*What the task asks*.
Copy each line below that includes "country".

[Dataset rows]
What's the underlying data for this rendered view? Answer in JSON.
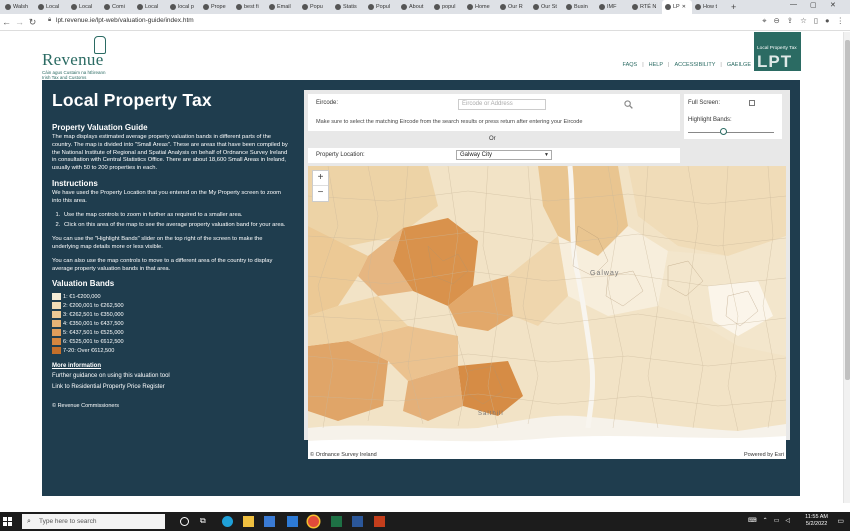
{
  "browser": {
    "tabs": [
      {
        "label": "Walsh"
      },
      {
        "label": "Local"
      },
      {
        "label": "Local"
      },
      {
        "label": "Comi"
      },
      {
        "label": "Local"
      },
      {
        "label": "local p"
      },
      {
        "label": "Prope"
      },
      {
        "label": "best fi"
      },
      {
        "label": "Email"
      },
      {
        "label": "Popu"
      },
      {
        "label": "Statis"
      },
      {
        "label": "Popul"
      },
      {
        "label": "About"
      },
      {
        "label": "popul"
      },
      {
        "label": "Home"
      },
      {
        "label": "Our R"
      },
      {
        "label": "Our St"
      },
      {
        "label": "Busin"
      },
      {
        "label": "IMF"
      },
      {
        "label": "RTÉ N"
      },
      {
        "label": "LP"
      },
      {
        "label": "How t"
      }
    ],
    "url": "lpt.revenue.ie/lpt-web/valuation-guide/index.htm"
  },
  "header": {
    "logo_word": "Revenue",
    "logo_sub1": "Cáin agus Custaim na hÉireann",
    "logo_sub2": "Irish Tax and Customs",
    "links": [
      "FAQS",
      "HELP",
      "ACCESSIBILITY",
      "GAEILGE"
    ],
    "badge_text": "Local Property Tax",
    "badge_big": "LPT"
  },
  "left": {
    "title": "Local Property Tax",
    "guide_heading": "Property Valuation Guide",
    "guide_text": "The map displays estimated average property valuation bands in different parts of the country. The map is divided into \"Small Areas\". These are areas that have been compiled by the National Institute of Regional and Spatial Analysis on behalf of Ordnance Survey Ireland in consultation with Central Statistics Office. There are about 18,600 Small Areas in Ireland, usually with 50 to 200 properties in each.",
    "instructions_heading": "Instructions",
    "instructions_text": "We have used the Property Location that you entered on the My Property screen to zoom into this area.",
    "steps": [
      "Use the map controls to zoom in further as required to a smaller area.",
      "Click on this area of the map to see the average property valuation band for your area."
    ],
    "highlight_text": "You can use the \"Highlight Bands\" slider on the top right of the screen to make the underlying map details more or less visible.",
    "move_text": "You can also use the map controls to move to a different area of the country to display average property valuation bands in that area.",
    "bands_heading": "Valuation Bands",
    "bands": [
      {
        "label": "1: €1-€200,000",
        "color": "#f6ecd6"
      },
      {
        "label": "2: €200,001 to €262,500",
        "color": "#f1dcb6"
      },
      {
        "label": "3: €262,501 to €350,000",
        "color": "#ecc995"
      },
      {
        "label": "4: €350,001 to €437,500",
        "color": "#e6b376"
      },
      {
        "label": "5: €437,501 to €525,000",
        "color": "#df9d5b"
      },
      {
        "label": "6: €525,001 to €612,500",
        "color": "#d5863f"
      },
      {
        "label": "7-20: Over €612,500",
        "color": "#c46f2a"
      }
    ],
    "more_info": "More information",
    "further_link": "Further guidance on using this valuation tool",
    "register_link": "Link to Residential Property Price Register",
    "copyright": "© Revenue Commissioners"
  },
  "controls": {
    "eircode_label": "Eircode:",
    "eircode_placeholder": "Eircode or Address",
    "eircode_hint": "Make sure to select the matching Eircode from the search results or press return after entering your Eircode",
    "or_text": "Or",
    "location_label": "Property Location:",
    "location_value": "Galway City",
    "fullscreen_label": "Full Screen:",
    "highlight_label": "Highlight Bands:",
    "highlight_level": 0.4
  },
  "map": {
    "zoom_in": "+",
    "zoom_out": "−",
    "city_label": "Galway",
    "area_label": "Salthill",
    "attribution_left": "© Ordnance Survey Ireland",
    "attribution_right": "Powered by Esri"
  },
  "taskbar": {
    "search_placeholder": "Type here to search",
    "time": "11:55 AM",
    "date": "5/2/2022"
  }
}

*Written response*.
    "guide_text": "The map displays estimated average property valuation bands in different parts of the country. The map is divided into \"Small Areas\". These are areas that have been compiled by the National Institute of Regional and Spatial Analysis on behalf of Ordnance Survey Ireland in consultation with Central Statistics Office. There are about 18,600 Small Areas in Ireland, usually with 50 to 200 properties in each.",
    "move_text": "You can also use the map controls to move to a different area of the country to display average property valuation bands in that area.",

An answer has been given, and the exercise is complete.